Data excerpts
▼▼▼

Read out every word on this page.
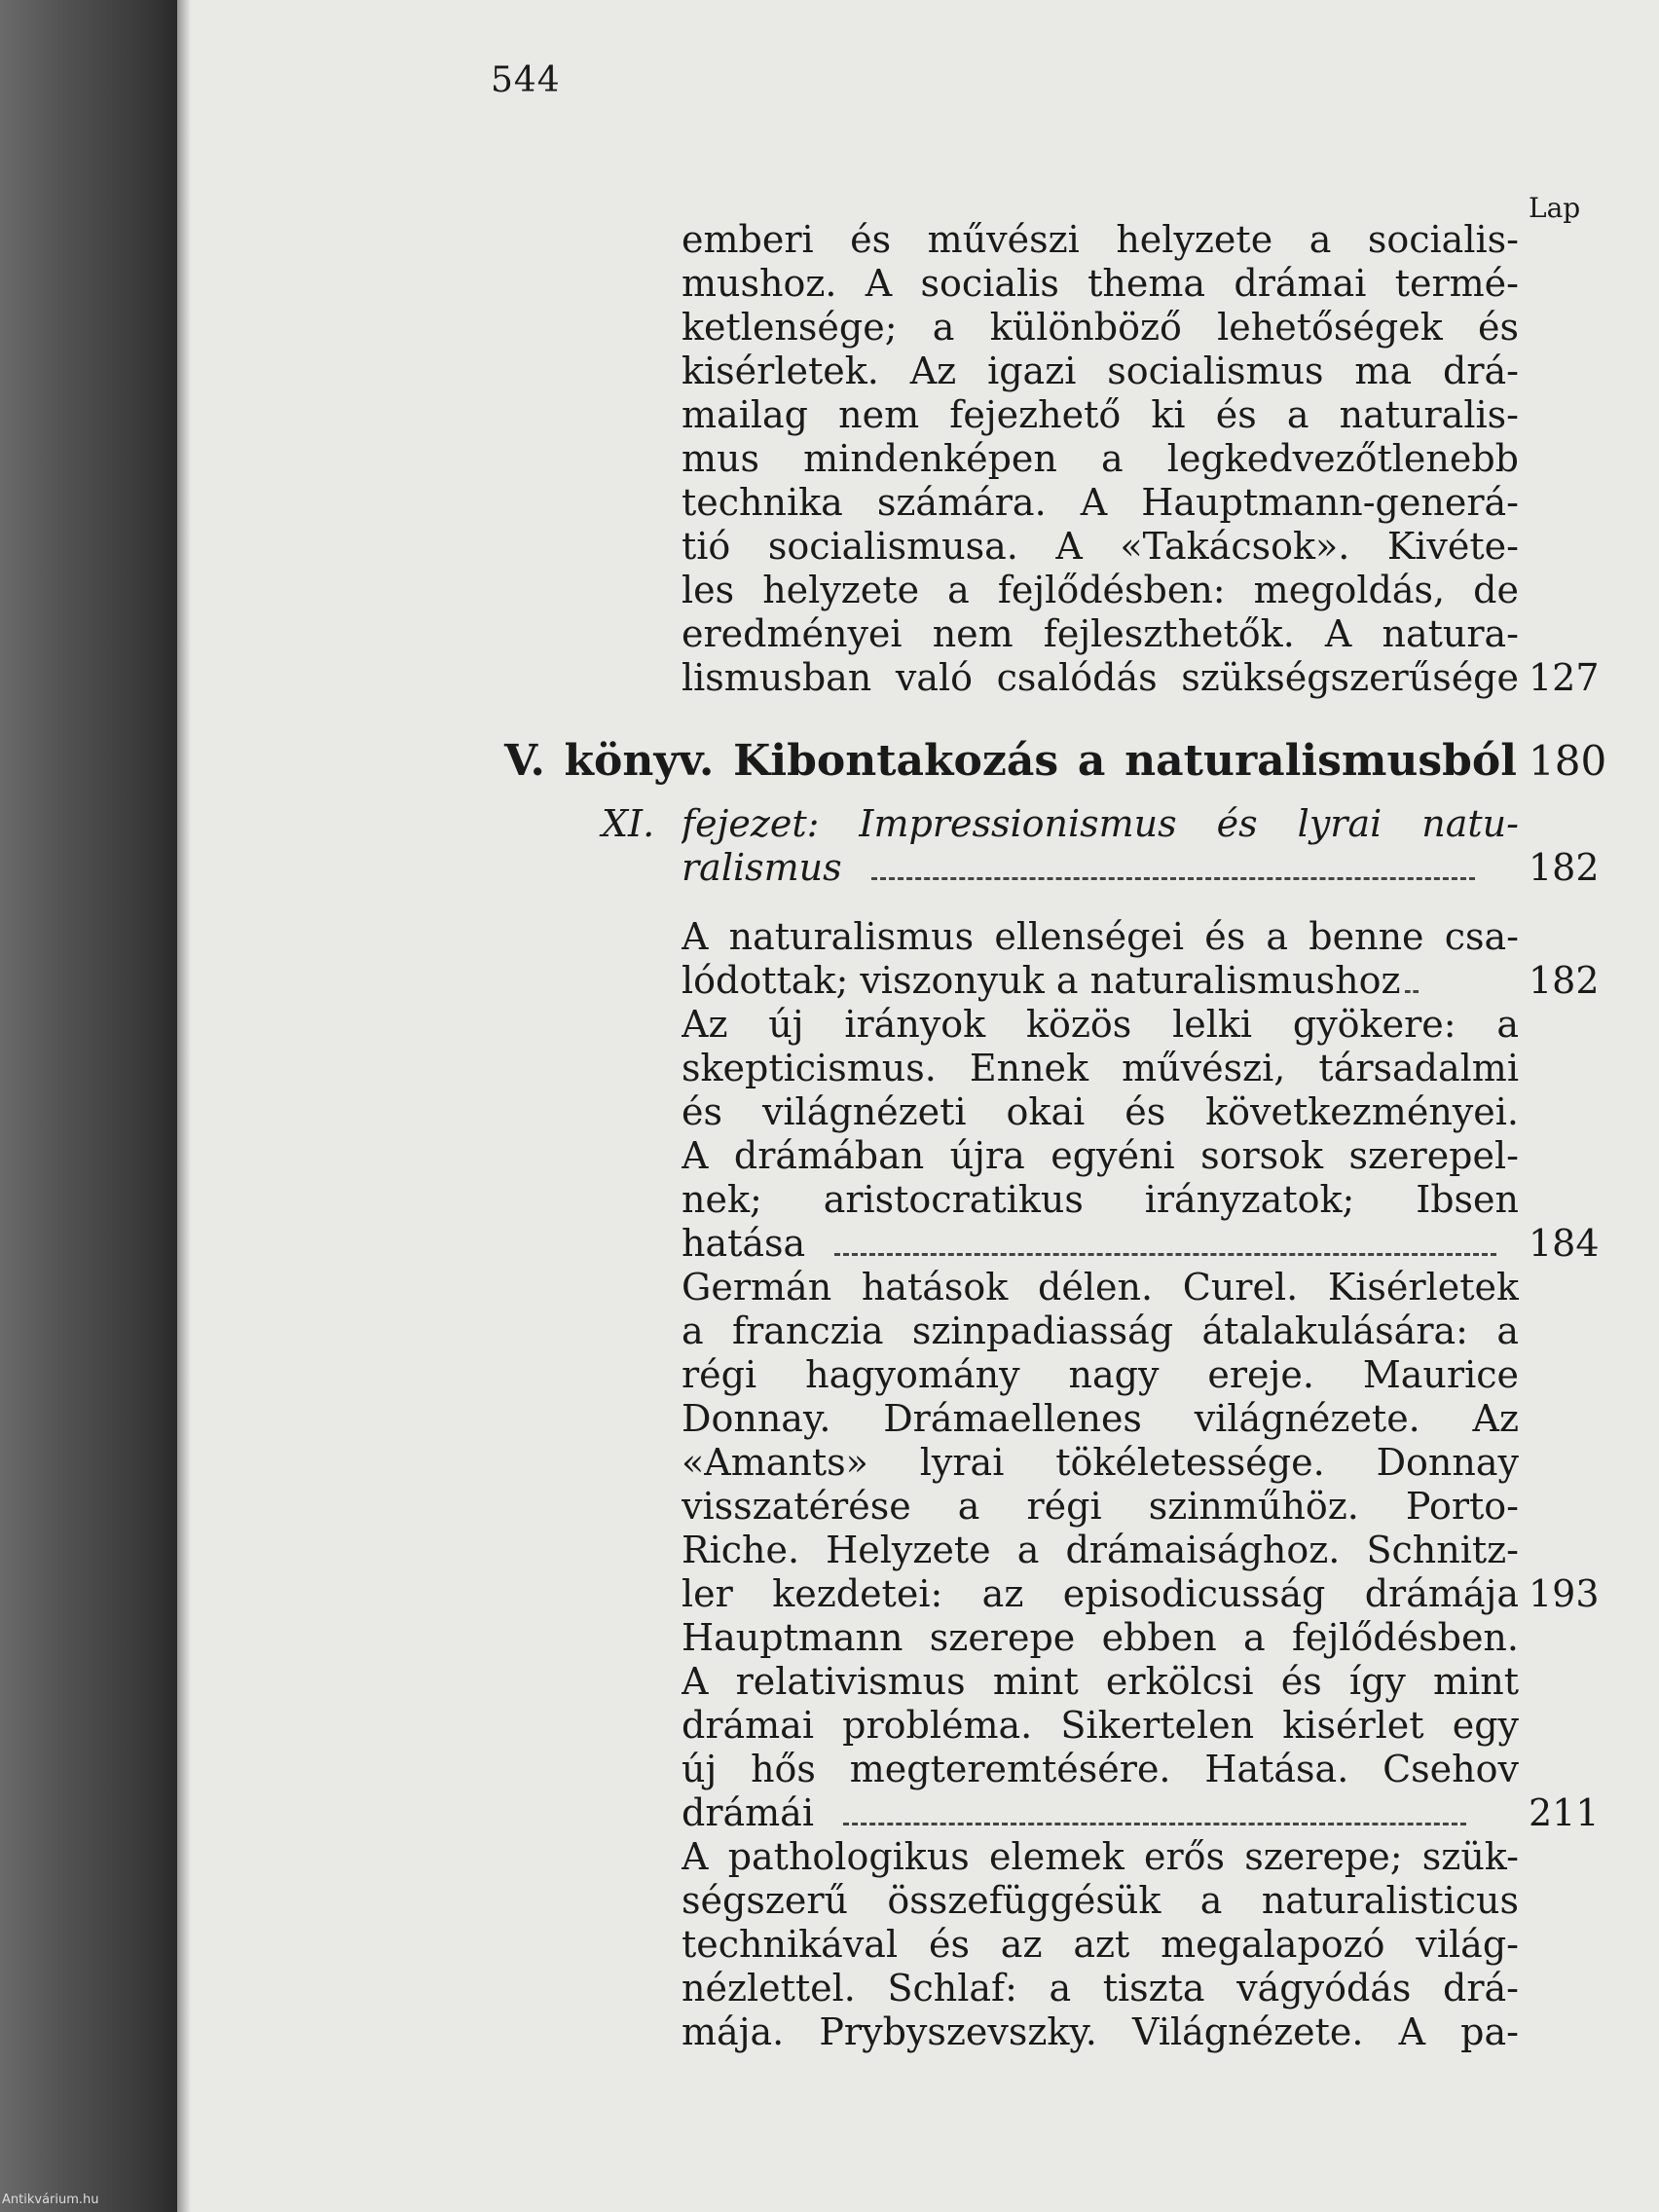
544
Lap
emberi és művészi helyzete a socialis-
mushoz. A socialis thema drámai termé-
ketlensége; a különböző lehetőségek és
kisérletek. Az igazi socialismus ma drá-
mailag nem fejezhető ki és a naturalis-
mus mindenképen a legkedvezőtlenebb
technika számára. A Hauptmann-generá-
tió socialismusa. A «Takácsok». Kivéte-
les helyzete a fejlődésben: megoldás, de
eredményei nem fejleszthetők. A natura-
lismusban való csalódás szükségszerűsége 127
V. könyv. Kibontakozás a naturalismusból 180
XI. fejezet: Impressionismus és lyrai natu-
ralismus	182
A naturalismus ellenségei és a benne csa-
lódottak; viszonyuk a naturalismushoz	182
Az új irányok közös lelki gyökere: a
skepticismus. Ennek művészi, társadalmi
és világnézeti okai és következményei.
A drámában újra egyéni sorsok szerepel-
nek; aristocratikus irányzatok; Ibsen
hatása	184
Germán hatások délen. Curel. Kisérletek
a franczia szinpadiasság átalakulására: a
régi hagyomány nagy ereje. Maurice
Donnay. Drámaellenes világnézete. Az
«Amants» lyrai tökéletessége. Donnay
visszatérése a régi szinműhöz. Porto-
Riche. Helyzete a drámaisághoz. Schnitz-
ler kezdetei: az episodicusság drámája 193
Hauptmann szerepe ebben a fejlődésben.
A relativismus mint erkölcsi és így mint
drámai probléma. Sikertelen kisérlet egy
új hős megteremtésére. Hatása. Csehov
drámái	211
A pathologikus elemek erős szerepe; szük-
ségszerű összefüggésük a naturalisticus
technikával és az azt megalapozó világ-
nézlettel. Schlaf: a tiszta vágyódás drá-
mája. Prybyszevszky. Világnézete. A pa-
Antikvárium.hu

▲▲▲

#### [JOB]
Pictures are excluded; copy all other data exactly as shown.

#### [THE OUTPUT]
Read out every word on this page.
544
Lap
emberi és művészi helyzete a socialis-
mushoz. A socialis thema drámai termé-
ketlensége; a különböző lehetőségek és
kisérletek. Az igazi socialismus ma drá-
mailag nem fejezhető ki és a naturalis-
mus mindenképen a legkedvezőtlenebb
technika számára. A Hauptmann-generá-
tió socialismusa. A «Takácsok». Kivéte-
les helyzete a fejlődésben: megoldás, de
eredményei nem fejleszthetők. A natura-
lismusban való csalódás szükségszerűsége 127
V. könyv. Kibontakozás a naturalismusból 180
XI. fejezet: Impressionismus és lyrai natu-
ralismus	182
A naturalismus ellenségei és a benne csa-
lódottak; viszonyuk a naturalismushoz	182
Az új irányok közös lelki gyökere: a
skepticismus. Ennek művészi, társadalmi
és világnézeti okai és következményei.
A drámában újra egyéni sorsok szerepel-
nek; aristocratikus irányzatok; Ibsen
hatása	184
Germán hatások délen. Curel. Kisérletek
a franczia szinpadiasság átalakulására: a
régi hagyomány nagy ereje. Maurice
Donnay. Drámaellenes világnézete. Az
«Amants» lyrai tökéletessége. Donnay
visszatérése a régi szinműhöz. Porto-
Riche. Helyzete a drámaisághoz. Schnitz-
ler kezdetei: az episodicusság drámája 193
Hauptmann szerepe ebben a fejlődésben.
A relativismus mint erkölcsi és így mint
drámai probléma. Sikertelen kisérlet egy
új hős megteremtésére. Hatása. Csehov
drámái	211
A pathologikus elemek erős szerepe; szük-
ségszerű összefüggésük a naturalisticus
technikával és az azt megalapozó világ-
nézlettel. Schlaf: a tiszta vágyódás drá-
mája. Prybyszevszky. Világnézete. A pa-
Antikvárium.hu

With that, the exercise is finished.